Data records

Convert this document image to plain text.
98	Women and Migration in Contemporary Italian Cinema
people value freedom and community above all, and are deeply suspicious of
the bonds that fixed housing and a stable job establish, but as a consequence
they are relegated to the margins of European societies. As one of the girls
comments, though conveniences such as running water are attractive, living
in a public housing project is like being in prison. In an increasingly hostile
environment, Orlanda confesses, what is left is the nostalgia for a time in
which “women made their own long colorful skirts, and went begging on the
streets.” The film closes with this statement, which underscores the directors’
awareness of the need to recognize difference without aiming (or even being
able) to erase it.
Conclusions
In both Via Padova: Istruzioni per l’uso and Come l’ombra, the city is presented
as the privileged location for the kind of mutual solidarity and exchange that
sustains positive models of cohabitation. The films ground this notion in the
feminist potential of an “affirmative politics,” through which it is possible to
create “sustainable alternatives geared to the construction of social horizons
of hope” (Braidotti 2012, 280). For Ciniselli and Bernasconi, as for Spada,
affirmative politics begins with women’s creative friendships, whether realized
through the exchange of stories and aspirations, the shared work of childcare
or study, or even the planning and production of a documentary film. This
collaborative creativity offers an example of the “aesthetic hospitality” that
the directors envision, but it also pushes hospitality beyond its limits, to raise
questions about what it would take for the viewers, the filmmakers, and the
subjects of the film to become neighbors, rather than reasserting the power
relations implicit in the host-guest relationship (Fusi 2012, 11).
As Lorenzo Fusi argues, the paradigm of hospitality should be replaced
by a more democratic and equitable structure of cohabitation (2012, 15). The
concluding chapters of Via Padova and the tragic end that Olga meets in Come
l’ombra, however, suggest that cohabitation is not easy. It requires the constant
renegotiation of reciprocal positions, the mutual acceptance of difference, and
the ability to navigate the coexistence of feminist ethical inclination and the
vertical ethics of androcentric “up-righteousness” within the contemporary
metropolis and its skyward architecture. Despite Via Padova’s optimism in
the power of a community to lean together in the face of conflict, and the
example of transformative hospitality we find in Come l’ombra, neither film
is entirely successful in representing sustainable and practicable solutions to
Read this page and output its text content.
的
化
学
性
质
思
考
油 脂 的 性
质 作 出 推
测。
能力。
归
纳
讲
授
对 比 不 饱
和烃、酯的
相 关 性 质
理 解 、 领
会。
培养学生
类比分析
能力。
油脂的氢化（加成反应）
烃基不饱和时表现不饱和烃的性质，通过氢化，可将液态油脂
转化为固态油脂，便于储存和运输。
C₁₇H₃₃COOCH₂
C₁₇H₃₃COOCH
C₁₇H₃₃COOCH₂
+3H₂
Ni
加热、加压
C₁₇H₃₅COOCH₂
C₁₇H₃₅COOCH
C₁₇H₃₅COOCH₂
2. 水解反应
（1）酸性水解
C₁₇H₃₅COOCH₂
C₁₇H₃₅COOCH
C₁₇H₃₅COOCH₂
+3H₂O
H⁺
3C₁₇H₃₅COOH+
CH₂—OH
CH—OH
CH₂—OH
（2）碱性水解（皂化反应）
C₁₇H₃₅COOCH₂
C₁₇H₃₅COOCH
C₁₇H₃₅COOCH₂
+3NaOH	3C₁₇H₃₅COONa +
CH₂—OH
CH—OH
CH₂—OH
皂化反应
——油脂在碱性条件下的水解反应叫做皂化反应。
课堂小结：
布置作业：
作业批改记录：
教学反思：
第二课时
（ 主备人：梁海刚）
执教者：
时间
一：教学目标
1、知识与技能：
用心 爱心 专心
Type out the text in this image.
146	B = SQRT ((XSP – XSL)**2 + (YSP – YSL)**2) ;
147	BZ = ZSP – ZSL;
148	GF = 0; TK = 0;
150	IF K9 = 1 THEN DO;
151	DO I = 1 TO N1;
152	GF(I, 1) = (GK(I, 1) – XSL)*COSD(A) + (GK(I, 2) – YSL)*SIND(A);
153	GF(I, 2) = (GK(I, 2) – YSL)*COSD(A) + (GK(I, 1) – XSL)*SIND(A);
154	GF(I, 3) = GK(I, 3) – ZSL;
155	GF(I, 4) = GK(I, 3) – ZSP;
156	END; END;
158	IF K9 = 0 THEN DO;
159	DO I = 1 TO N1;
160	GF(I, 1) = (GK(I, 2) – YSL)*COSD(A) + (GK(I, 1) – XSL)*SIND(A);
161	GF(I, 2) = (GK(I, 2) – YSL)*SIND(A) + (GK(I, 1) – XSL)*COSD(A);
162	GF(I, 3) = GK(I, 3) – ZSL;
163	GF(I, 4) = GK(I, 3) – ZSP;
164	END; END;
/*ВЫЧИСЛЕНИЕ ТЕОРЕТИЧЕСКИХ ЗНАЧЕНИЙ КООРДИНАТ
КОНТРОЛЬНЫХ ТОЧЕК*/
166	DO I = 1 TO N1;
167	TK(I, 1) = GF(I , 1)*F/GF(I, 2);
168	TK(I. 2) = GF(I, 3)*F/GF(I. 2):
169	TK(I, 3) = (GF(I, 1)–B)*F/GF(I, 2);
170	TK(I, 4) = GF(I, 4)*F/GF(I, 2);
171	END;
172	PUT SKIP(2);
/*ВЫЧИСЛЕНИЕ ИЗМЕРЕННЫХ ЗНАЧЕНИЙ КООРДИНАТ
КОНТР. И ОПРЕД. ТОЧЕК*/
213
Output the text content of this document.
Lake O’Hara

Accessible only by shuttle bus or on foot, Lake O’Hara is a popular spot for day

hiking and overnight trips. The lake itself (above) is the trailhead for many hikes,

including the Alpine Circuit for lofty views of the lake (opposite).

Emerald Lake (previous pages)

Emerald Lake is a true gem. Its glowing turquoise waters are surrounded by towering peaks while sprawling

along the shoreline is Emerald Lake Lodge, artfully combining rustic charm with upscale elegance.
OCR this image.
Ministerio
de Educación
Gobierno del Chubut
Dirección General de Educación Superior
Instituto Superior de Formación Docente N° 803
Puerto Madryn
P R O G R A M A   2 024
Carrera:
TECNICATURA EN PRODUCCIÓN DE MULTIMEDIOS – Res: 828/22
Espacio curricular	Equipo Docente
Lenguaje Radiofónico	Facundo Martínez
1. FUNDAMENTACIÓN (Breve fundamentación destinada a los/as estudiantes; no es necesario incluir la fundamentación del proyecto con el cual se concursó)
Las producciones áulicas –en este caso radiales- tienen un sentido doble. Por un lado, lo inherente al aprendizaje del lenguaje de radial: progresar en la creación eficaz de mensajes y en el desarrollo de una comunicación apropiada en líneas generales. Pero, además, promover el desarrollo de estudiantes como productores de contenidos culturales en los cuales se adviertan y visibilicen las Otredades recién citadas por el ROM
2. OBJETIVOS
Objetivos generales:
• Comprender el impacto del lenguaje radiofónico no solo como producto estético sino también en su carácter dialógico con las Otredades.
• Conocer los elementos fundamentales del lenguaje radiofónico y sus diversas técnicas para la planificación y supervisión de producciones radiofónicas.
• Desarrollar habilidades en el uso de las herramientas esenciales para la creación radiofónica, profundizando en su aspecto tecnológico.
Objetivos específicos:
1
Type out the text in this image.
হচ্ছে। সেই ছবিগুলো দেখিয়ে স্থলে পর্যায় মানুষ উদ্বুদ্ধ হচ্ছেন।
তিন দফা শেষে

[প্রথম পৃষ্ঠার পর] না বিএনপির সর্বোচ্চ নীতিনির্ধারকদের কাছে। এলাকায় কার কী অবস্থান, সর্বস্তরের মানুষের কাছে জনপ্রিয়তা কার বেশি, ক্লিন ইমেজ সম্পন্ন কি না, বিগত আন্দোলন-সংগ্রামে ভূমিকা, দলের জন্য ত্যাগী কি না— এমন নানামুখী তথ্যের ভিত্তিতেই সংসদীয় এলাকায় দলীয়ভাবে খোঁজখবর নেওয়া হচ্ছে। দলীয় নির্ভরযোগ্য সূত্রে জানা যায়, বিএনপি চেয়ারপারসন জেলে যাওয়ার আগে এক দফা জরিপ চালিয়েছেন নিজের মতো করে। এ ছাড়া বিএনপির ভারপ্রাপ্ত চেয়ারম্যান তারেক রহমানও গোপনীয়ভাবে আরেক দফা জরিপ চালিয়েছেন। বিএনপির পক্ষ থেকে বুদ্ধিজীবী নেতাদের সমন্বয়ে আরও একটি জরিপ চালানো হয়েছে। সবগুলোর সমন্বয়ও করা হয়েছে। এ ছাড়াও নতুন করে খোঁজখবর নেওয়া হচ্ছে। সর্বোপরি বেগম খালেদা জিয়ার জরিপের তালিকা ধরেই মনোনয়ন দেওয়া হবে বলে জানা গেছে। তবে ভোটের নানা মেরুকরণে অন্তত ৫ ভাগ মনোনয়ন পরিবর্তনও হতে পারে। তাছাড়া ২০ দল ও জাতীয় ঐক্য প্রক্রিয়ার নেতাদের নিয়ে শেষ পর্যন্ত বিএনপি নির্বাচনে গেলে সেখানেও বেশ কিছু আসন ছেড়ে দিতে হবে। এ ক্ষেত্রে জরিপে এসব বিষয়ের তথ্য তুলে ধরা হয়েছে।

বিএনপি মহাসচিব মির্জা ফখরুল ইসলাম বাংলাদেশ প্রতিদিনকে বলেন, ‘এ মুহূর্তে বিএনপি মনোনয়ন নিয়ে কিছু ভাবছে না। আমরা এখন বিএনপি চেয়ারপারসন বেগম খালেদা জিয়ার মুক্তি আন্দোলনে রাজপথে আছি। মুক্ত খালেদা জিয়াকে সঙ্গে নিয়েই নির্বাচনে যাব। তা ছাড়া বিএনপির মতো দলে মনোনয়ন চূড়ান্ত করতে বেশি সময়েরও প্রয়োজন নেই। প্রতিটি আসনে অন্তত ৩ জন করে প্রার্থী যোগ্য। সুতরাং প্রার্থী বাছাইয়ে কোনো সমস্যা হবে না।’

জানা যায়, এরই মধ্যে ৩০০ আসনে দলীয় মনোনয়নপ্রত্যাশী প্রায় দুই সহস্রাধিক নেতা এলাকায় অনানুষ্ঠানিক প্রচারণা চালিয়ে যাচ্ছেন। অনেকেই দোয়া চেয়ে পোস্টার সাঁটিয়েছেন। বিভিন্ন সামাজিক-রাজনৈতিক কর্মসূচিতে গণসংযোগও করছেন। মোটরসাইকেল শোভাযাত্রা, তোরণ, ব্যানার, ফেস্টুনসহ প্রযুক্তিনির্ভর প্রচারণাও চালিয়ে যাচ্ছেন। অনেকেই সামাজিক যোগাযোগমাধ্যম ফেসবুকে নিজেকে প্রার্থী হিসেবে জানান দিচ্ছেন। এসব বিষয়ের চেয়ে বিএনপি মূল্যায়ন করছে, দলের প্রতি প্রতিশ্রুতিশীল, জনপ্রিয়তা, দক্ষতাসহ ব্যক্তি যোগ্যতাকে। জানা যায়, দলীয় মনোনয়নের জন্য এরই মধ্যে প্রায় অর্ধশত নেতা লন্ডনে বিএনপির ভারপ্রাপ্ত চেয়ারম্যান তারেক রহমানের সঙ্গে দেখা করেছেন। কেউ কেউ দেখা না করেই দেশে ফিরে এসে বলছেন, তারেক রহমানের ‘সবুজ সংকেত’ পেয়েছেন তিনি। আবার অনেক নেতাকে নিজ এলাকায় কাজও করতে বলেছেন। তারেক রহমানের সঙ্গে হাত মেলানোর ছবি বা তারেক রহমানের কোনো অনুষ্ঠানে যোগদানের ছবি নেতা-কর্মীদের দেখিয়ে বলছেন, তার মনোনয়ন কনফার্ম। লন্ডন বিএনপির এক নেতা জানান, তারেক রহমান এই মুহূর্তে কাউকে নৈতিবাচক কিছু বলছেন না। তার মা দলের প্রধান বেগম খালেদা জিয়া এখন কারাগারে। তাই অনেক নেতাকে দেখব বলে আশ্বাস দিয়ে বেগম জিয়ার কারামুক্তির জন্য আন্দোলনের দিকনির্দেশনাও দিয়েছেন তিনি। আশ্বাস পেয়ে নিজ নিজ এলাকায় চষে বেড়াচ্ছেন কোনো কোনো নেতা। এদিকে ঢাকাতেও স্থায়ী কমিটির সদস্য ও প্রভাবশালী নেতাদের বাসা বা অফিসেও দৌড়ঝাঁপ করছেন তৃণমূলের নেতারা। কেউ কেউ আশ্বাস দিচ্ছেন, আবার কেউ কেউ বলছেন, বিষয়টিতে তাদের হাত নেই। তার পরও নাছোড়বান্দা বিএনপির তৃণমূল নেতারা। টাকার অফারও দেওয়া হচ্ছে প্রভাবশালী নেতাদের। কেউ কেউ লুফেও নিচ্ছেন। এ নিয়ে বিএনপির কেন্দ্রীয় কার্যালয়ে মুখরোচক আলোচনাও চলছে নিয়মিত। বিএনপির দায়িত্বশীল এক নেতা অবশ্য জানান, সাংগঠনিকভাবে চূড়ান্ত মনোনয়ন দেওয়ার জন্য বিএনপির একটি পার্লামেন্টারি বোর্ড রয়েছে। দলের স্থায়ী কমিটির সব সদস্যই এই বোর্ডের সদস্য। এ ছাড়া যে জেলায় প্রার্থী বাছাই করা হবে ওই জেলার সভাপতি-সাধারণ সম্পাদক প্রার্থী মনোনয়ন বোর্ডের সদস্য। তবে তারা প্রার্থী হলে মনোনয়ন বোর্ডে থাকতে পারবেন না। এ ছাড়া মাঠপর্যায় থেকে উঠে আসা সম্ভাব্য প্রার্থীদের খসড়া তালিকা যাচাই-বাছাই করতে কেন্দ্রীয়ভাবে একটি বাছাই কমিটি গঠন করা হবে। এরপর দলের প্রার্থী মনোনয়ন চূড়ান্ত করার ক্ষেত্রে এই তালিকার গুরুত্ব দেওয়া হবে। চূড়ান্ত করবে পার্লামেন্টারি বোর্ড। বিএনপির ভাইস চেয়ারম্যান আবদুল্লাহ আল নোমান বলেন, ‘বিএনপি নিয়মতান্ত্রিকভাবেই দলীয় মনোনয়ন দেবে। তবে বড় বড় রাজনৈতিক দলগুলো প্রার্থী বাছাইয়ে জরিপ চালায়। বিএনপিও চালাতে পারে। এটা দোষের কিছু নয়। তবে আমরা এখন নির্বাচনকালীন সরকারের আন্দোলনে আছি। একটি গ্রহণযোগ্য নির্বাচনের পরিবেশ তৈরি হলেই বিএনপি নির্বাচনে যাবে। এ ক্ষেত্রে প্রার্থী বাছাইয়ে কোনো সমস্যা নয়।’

**Aim**
Take every line that includes the string "ТОЧЕК" and copy it.

**Reply**
КОНТРОЛЬНЫХ ТОЧЕК*/
КОНТР. И ОПРЕД. ТОЧЕК*/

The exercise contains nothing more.